◆ Goal ◆
Set down, word for word, the stretch of the passage on deep learning for stiff contact dynamics that runs from "Rolling Block" through "the lower one.".

◆ Selection ◆
* * *
Fundamental Challenges in Deep Learning for Stiff Contact Dynamics
Mihir Parmar*, Mathew Halm*, Michael Posa
Abstract
Frictional contact has been extensively studied as the core underlying behavior of legged locomotion and manipulation, and its nearly-discontinuous nature makes planning and control difficult even when an accurate model of the robot is available. Here, we present empirical evidence that learning an accurate model in the first place can be confounded by contact, as modern deep learning approaches are not designed to capture this non-smoothness. We isolate the effects of contact's non-smoothness by varying the mechanical stiffness of a compliant contact simulator. Even for a simple system, we find that stiffness alone dramatically degrades training processes, generalization, and data-efficiency. Our results raise serious questions about simulated testing environments which do not accurately reflect the stiffness of rigid robotic hardware. Significant additional investigation will be necessary to fully understand and mitigate these effects, and we suggest several avenues for future study.
Video
Illustrative Examples
When robots and their environment collide--such as when a running robot's foot hits the ground-- a violent and nearly-instantaneous physical process occurs, resulting in large changes in velocity. The underlying material property driving this rapidity, mechanical stiffness, causes multiple forms of numerical stiffness in the equations of motion of these systems, which in turn makes them difficult to accurately model from noisy data.
Rolling Block
To illustrate this issue, we first consider the case of perfectly rigid bodies, which can be considered the limit as stiffness approaches infinity. Sensitivity to initial conditions and near-instantaneous impact of a 2D block on flat ground are shown above. Two trajectories begin from nearly identical initial conditions (left), where the block (blue) contacts the ground (yellow) at 1 corner; the center of mass is to the left of the contact point in the upper trajectory and to the right in the lower one.
* * *
◆ Data excerpts ◆
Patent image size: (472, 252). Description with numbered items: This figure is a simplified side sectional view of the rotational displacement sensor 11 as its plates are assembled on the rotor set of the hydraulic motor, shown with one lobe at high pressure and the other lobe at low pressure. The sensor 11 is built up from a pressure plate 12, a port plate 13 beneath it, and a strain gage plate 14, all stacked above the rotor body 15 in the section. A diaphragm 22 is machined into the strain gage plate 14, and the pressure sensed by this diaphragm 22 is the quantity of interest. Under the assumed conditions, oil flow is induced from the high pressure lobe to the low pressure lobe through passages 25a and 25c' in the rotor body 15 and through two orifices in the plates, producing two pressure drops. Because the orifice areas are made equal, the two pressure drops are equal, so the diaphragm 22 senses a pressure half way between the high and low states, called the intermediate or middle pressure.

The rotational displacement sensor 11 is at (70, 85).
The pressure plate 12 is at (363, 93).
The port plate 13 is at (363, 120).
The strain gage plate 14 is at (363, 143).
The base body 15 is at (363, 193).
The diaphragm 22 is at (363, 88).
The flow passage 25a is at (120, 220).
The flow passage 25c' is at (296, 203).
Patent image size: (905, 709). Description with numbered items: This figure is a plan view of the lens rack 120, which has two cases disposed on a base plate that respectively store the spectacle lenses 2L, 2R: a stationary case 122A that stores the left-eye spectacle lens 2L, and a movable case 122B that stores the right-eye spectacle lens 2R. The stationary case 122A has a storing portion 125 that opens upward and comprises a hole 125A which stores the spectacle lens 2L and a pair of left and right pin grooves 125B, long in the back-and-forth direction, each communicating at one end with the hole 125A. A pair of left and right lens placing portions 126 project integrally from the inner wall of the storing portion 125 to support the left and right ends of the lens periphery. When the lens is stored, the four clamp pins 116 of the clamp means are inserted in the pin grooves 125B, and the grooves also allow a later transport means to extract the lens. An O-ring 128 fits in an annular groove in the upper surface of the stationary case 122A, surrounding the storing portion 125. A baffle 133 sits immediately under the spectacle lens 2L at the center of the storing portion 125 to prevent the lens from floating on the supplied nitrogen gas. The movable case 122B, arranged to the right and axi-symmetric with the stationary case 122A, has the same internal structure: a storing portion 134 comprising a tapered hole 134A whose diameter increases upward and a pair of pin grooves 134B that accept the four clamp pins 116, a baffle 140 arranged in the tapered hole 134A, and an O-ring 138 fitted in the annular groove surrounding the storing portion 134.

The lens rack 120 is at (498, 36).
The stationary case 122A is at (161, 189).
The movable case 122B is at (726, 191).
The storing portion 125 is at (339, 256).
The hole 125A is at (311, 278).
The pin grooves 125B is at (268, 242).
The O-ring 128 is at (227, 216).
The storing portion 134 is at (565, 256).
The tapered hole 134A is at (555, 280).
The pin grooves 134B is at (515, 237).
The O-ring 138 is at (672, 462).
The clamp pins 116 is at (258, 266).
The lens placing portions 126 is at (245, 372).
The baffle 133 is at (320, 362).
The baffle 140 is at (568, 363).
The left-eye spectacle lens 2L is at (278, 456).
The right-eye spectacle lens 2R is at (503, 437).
* * *
◆ Solved exercise ◆
Rolling Block
To illustrate this issue, we first consider the case of perfectly rigid bodies, which can be considered the limit as stiffness approaches infinity. Sensitivity to initial conditions and near-instantaneous impact of a 2D block on flat ground are shown above. Two trajectories begin from nearly identical initial conditions (left), where the block (blue) contacts the ground (yellow) at 1 corner; the center of mass is to the left of the contact point in the upper trajectory and to the right in the lower one.